> JOB: Where a line holds "yesterday", copy it.

> THE INPUT:
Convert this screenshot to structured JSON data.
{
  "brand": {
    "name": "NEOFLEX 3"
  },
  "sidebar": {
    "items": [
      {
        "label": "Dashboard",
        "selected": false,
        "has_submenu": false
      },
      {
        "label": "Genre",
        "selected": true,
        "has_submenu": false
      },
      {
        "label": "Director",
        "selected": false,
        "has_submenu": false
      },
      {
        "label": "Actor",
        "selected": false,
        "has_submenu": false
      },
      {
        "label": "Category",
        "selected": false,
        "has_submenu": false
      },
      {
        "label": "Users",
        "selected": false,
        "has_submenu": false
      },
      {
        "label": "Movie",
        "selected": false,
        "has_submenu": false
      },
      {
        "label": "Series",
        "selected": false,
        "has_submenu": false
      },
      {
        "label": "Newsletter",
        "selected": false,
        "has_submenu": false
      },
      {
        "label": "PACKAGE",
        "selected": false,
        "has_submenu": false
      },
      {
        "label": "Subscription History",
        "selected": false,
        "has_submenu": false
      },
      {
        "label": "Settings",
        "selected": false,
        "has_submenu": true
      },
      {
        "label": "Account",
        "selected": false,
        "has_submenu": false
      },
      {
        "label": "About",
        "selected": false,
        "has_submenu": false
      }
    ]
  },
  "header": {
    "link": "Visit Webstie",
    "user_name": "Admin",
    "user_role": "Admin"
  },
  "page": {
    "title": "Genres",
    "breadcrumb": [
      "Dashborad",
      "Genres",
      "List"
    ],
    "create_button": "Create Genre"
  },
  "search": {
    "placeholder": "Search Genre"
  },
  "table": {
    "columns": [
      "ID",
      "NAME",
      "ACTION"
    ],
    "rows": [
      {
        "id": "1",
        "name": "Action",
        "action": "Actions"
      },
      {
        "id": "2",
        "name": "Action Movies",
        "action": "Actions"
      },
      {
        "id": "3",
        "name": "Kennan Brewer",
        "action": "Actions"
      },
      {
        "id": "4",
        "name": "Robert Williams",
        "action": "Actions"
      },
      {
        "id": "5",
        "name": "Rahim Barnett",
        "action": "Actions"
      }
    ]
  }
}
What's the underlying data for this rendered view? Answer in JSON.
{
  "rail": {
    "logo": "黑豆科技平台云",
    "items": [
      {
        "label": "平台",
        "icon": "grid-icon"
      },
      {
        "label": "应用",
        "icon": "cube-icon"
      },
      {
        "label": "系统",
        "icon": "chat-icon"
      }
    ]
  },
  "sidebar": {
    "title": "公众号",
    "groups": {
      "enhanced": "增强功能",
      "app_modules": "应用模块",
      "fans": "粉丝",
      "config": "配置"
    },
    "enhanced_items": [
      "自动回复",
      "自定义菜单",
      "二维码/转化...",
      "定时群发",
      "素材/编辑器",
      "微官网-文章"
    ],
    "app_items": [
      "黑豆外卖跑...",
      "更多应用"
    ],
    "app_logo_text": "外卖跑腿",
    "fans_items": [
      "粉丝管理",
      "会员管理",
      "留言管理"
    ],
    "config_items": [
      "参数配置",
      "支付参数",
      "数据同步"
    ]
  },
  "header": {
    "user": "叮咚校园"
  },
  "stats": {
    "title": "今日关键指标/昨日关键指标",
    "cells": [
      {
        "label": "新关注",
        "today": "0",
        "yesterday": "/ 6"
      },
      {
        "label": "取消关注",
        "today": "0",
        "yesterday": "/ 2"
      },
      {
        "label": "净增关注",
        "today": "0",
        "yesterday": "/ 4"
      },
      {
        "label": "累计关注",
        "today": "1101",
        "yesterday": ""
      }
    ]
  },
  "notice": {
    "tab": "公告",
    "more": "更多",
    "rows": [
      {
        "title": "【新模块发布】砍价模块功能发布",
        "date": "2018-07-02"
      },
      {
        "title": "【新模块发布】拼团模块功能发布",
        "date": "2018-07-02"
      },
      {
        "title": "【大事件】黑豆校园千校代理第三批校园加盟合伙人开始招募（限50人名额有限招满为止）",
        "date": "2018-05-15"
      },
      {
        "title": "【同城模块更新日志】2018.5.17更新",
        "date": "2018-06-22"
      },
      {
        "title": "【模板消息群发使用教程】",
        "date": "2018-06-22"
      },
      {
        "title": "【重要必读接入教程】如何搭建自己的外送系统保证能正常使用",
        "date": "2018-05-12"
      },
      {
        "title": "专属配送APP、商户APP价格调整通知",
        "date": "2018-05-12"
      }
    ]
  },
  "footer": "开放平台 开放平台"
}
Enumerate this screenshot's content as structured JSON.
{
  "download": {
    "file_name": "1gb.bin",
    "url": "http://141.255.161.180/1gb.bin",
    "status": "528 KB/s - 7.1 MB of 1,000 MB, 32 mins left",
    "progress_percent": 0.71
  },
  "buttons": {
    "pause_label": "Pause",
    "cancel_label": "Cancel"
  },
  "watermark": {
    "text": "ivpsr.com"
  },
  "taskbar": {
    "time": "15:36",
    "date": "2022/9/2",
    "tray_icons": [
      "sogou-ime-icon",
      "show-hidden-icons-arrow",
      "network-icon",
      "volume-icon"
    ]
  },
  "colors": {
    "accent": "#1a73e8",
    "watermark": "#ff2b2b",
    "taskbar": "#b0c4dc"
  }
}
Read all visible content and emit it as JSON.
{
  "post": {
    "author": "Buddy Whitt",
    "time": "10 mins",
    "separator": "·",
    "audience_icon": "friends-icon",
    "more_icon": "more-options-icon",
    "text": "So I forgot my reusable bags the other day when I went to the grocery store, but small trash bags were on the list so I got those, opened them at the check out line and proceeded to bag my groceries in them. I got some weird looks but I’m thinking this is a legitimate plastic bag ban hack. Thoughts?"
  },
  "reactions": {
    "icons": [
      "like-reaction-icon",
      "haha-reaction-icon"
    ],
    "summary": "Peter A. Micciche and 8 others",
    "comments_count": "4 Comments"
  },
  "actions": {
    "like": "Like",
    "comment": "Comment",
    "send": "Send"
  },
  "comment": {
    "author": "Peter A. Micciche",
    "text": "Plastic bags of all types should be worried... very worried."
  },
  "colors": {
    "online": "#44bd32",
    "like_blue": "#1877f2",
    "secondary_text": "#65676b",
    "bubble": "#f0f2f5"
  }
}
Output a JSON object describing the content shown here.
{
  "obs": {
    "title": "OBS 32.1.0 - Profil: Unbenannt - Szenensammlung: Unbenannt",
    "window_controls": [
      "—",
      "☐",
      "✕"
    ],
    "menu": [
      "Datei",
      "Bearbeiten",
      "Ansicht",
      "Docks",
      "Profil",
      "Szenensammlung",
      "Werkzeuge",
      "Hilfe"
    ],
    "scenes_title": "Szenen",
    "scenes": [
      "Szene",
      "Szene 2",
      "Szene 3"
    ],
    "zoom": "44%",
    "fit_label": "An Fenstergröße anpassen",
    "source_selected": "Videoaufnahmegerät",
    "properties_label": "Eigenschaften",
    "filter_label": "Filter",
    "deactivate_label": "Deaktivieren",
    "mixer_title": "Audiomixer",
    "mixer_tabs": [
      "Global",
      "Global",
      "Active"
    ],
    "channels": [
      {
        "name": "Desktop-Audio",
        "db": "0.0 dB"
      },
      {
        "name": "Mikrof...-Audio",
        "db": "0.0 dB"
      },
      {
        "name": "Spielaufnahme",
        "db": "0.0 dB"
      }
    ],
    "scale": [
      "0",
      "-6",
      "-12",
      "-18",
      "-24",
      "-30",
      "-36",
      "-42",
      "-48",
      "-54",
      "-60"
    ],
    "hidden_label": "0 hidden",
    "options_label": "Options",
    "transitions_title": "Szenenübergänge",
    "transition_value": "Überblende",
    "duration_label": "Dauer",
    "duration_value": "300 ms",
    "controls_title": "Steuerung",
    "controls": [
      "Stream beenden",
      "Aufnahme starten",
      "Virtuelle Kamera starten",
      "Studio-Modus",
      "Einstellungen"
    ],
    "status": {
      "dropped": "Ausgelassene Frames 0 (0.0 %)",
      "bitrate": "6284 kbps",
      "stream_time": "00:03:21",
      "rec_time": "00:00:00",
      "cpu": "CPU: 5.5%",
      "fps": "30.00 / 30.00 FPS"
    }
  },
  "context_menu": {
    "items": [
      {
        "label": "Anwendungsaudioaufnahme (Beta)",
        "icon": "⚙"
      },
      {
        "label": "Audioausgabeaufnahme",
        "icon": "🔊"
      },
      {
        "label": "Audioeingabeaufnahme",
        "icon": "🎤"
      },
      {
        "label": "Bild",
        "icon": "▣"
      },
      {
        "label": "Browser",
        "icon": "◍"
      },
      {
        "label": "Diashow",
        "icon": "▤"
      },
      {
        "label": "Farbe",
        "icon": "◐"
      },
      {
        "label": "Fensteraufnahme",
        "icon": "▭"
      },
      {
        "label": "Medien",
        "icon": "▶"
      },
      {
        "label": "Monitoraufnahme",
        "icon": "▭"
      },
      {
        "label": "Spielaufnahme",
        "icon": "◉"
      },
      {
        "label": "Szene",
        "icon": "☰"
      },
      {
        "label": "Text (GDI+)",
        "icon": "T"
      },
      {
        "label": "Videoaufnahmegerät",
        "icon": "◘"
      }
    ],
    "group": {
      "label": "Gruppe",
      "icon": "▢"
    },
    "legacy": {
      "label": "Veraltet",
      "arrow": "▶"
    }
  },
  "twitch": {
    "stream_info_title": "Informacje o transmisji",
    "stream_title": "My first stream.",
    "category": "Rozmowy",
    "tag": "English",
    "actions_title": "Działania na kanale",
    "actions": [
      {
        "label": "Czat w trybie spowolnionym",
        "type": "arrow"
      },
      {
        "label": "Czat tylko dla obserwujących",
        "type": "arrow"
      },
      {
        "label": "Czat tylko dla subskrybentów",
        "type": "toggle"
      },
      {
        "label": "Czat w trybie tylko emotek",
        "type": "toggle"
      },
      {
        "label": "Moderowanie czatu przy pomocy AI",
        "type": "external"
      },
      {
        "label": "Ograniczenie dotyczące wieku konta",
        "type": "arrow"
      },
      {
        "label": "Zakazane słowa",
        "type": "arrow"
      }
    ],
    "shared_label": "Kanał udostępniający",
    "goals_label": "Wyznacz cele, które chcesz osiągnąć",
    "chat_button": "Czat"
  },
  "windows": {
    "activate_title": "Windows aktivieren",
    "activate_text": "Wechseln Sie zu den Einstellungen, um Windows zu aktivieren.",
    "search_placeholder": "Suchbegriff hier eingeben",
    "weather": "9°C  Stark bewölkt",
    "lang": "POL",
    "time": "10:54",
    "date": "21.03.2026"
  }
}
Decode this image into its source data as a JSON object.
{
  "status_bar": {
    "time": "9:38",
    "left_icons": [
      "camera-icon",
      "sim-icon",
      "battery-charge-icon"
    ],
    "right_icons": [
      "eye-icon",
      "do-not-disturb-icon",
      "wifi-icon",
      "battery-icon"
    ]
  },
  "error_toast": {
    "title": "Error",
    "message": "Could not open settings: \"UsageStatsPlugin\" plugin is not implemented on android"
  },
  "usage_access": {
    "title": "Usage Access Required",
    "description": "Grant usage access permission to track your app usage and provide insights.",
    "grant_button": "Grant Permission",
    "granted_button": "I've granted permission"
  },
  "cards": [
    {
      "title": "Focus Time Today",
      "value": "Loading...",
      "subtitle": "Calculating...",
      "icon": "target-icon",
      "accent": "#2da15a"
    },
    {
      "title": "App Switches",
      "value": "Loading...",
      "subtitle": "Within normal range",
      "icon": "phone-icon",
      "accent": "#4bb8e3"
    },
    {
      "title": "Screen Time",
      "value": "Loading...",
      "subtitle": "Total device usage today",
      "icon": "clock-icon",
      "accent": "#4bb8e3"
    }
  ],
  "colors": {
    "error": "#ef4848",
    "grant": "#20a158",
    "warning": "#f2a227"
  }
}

> ANSWER BELOW:
        "yesterday": "/ 6"
        "yesterday": "/ 2"
        "yesterday": "/ 4"
        "yesterday": ""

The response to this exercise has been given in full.